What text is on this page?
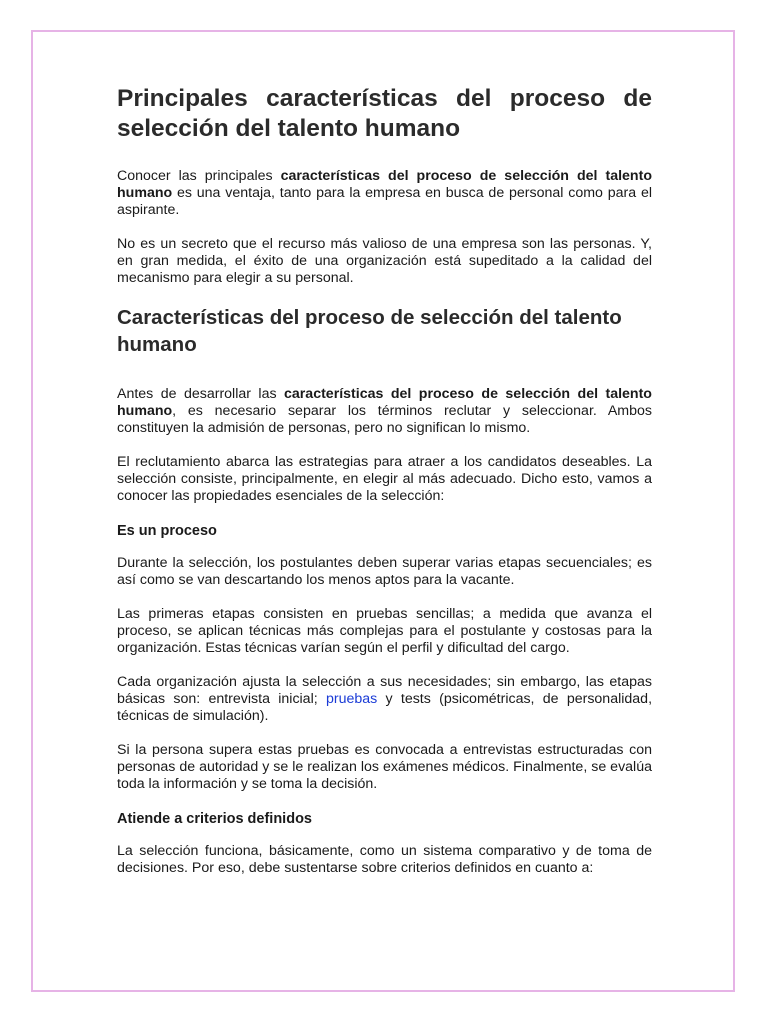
Principales características del proceso de selección del talento humano

Conocer las principales características del proceso de selección del talento humano es una ventaja, tanto para la empresa en busca de personal como para el aspirante.

No es un secreto que el recurso más valioso de una empresa son las personas. Y, en gran medida, el éxito de una organización está supeditado a la calidad del mecanismo para elegir a su personal.

Características del proceso de selección del talento humano

Antes de desarrollar las características del proceso de selección del talento humano, es necesario separar los términos reclutar y seleccionar. Ambos constituyen la admisión de personas, pero no significan lo mismo.

El reclutamiento abarca las estrategias para atraer a los candidatos deseables. La selección consiste, principalmente, en elegir al más adecuado. Dicho esto, vamos a conocer las propiedades esenciales de la selección:

Es un proceso

Durante la selección, los postulantes deben superar varias etapas secuenciales; es así como se van descartando los menos aptos para la vacante.

Las primeras etapas consisten en pruebas sencillas; a medida que avanza el proceso, se aplican técnicas más complejas para el postulante y costosas para la organización. Estas técnicas varían según el perfil y dificultad del cargo.

Cada organización ajusta la selección a sus necesidades; sin embargo, las etapas básicas son: entrevista inicial; pruebas y tests (psicométricas, de personalidad, técnicas de simulación).

Si la persona supera estas pruebas es convocada a entrevistas estructuradas con personas de autoridad y se le realizan los exámenes médicos. Finalmente, se evalúa toda la información y se toma la decisión.

Atiende a criterios definidos

La selección funciona, básicamente, como un sistema comparativo y de toma de decisiones. Por eso, debe sustentarse sobre criterios definidos en cuanto a:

* TASK BRIEF *
In the lines above, find each one with "criterios" and list it.

* EXPECTED OUTPUT *
Atiende a criterios definidos
La selección funciona, básicamente, como un sistema comparativo y de toma de decisiones. Por eso, debe sustentarse sobre criterios definidos en cuanto a:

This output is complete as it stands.